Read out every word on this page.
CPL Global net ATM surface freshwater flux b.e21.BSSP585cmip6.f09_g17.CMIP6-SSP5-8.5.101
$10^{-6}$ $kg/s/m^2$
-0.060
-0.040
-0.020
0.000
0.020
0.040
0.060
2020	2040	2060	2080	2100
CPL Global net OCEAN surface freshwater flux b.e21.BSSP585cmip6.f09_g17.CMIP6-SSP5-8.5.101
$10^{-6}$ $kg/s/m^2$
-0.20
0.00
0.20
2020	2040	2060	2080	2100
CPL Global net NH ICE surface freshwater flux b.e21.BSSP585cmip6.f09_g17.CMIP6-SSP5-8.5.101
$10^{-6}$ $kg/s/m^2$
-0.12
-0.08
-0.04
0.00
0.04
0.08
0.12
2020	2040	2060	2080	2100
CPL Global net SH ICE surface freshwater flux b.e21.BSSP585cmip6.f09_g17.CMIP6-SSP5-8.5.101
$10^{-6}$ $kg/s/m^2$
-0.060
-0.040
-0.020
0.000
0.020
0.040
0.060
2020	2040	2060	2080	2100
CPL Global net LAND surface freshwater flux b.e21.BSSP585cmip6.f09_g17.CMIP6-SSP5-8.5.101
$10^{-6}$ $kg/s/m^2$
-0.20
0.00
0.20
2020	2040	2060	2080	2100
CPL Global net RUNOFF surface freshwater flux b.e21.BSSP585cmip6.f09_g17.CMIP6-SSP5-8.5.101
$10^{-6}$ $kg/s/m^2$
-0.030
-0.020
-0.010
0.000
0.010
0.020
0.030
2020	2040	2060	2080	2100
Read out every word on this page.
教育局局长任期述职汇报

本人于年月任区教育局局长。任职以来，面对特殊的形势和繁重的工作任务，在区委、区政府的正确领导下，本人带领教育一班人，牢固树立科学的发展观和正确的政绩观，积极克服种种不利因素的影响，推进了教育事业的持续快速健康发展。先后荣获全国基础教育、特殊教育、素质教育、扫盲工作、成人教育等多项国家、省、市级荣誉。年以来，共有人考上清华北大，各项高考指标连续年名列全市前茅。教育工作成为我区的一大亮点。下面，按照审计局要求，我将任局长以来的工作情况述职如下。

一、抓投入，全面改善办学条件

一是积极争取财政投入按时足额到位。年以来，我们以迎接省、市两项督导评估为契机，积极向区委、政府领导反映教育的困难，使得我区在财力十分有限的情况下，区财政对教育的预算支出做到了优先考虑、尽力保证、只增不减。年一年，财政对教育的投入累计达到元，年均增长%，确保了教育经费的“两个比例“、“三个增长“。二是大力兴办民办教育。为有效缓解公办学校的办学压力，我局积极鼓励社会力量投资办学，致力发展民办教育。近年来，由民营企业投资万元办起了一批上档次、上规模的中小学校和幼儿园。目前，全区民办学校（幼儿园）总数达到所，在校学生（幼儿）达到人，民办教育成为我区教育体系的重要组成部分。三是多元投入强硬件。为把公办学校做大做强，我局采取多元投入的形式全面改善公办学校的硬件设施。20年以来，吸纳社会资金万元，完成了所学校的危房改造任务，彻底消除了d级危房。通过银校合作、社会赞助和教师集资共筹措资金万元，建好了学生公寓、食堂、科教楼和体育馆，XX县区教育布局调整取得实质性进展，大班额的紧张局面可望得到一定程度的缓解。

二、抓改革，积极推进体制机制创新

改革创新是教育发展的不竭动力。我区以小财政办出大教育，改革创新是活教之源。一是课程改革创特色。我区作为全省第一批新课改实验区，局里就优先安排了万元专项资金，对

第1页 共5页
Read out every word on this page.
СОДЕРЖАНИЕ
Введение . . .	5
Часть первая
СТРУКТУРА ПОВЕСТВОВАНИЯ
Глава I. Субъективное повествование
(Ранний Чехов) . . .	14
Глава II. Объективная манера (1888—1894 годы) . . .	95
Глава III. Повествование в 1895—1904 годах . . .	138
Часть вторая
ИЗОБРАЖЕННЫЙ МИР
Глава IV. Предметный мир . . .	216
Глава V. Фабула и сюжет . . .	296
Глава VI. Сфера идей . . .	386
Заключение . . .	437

---

◆ Stated task
Return the entries above exactly, each one complete.

◆ Solved exercise
Read out every word on this page.
CPL Global net ATM surface freshwater flux b.e21.BSSP585cmip6.f09_g17.CMIP6-SSP5-8.5.101
$10^{-6}$ $kg/s/m^2$
-0.060
-0.040
-0.020
0.000
0.020
0.040
0.060
2020	2040	2060	2080	2100
CPL Global net OCEAN surface freshwater flux b.e21.BSSP585cmip6.f09_g17.CMIP6-SSP5-8.5.101
$10^{-6}$ $kg/s/m^2$
-0.20
0.00
0.20
2020	2040	2060	2080	2100
CPL Global net NH ICE surface freshwater flux b.e21.BSSP585cmip6.f09_g17.CMIP6-SSP5-8.5.101
$10^{-6}$ $kg/s/m^2$
-0.12
-0.08
-0.04
0.00
0.04
0.08
0.12
2020	2040	2060	2080	2100
CPL Global net SH ICE surface freshwater flux b.e21.BSSP585cmip6.f09_g17.CMIP6-SSP5-8.5.101
$10^{-6}$ $kg/s/m^2$
-0.060
-0.040
-0.020
0.000
0.020
0.040
0.060
2020	2040	2060	2080	2100
CPL Global net LAND surface freshwater flux b.e21.BSSP585cmip6.f09_g17.CMIP6-SSP5-8.5.101
$10^{-6}$ $kg/s/m^2$
-0.20
0.00
0.20
2020	2040	2060	2080	2100
CPL Global net RUNOFF surface freshwater flux b.e21.BSSP585cmip6.f09_g17.CMIP6-SSP5-8.5.101
$10^{-6}$ $kg/s/m^2$
-0.030
-0.020
-0.010
0.000
0.010
0.020
0.030
2020	2040	2060	2080	2100
Read out every word on this page.
教育局局长任期述职汇报

本人于年月任区教育局局长。任职以来，面对特殊的形势和繁重的工作任务，在区委、区政府的正确领导下，本人带领教育一班人，牢固树立科学的发展观和正确的政绩观，积极克服种种不利因素的影响，推进了教育事业的持续快速健康发展。先后荣获全国基础教育、特殊教育、素质教育、扫盲工作、成人教育等多项国家、省、市级荣誉。年以来，共有人考上清华北大，各项高考指标连续年名列全市前茅。教育工作成为我区的一大亮点。下面，按照审计局要求，我将任局长以来的工作情况述职如下。

一、抓投入，全面改善办学条件

一是积极争取财政投入按时足额到位。年以来，我们以迎接省、市两项督导评估为契机，积极向区委、政府领导反映教育的困难，使得我区在财力十分有限的情况下，区财政对教育的预算支出做到了优先考虑、尽力保证、只增不减。年一年，财政对教育的投入累计达到元，年均增长%，确保了教育经费的“两个比例“、“三个增长“。二是大力兴办民办教育。为有效缓解公办学校的办学压力，我局积极鼓励社会力量投资办学，致力发展民办教育。近年来，由民营企业投资万元办起了一批上档次、上规模的中小学校和幼儿园。目前，全区民办学校（幼儿园）总数达到所，在校学生（幼儿）达到人，民办教育成为我区教育体系的重要组成部分。三是多元投入强硬件。为把公办学校做大做强，我局采取多元投入的形式全面改善公办学校的硬件设施。20年以来，吸纳社会资金万元，完成了所学校的危房改造任务，彻底消除了d级危房。通过银校合作、社会赞助和教师集资共筹措资金万元，建好了学生公寓、食堂、科教楼和体育馆，XX县区教育布局调整取得实质性进展，大班额的紧张局面可望得到一定程度的缓解。

二、抓改革，积极推进体制机制创新

改革创新是教育发展的不竭动力。我区以小财政办出大教育，改革创新是活教之源。一是课程改革创特色。我区作为全省第一批新课改实验区，局里就优先安排了万元专项资金，对

第1页 共5页
Read out every word on this page.
СОДЕРЖАНИЕ
Введение . . .	5
Часть первая
СТРУКТУРА ПОВЕСТВОВАНИЯ
Глава I. Субъективное повествование
(Ранний Чехов) . . .	14
Глава II. Объективная манера (1888—1894 годы) . . .	95
Глава III. Повествование в 1895—1904 годах . . .	138
Часть вторая
ИЗОБРАЖЕННЫЙ МИР
Глава IV. Предметный мир . . .	216
Глава V. Фабула и сюжет . . .	296
Глава VI. Сфера идей . . .	386
Заключение . . .	437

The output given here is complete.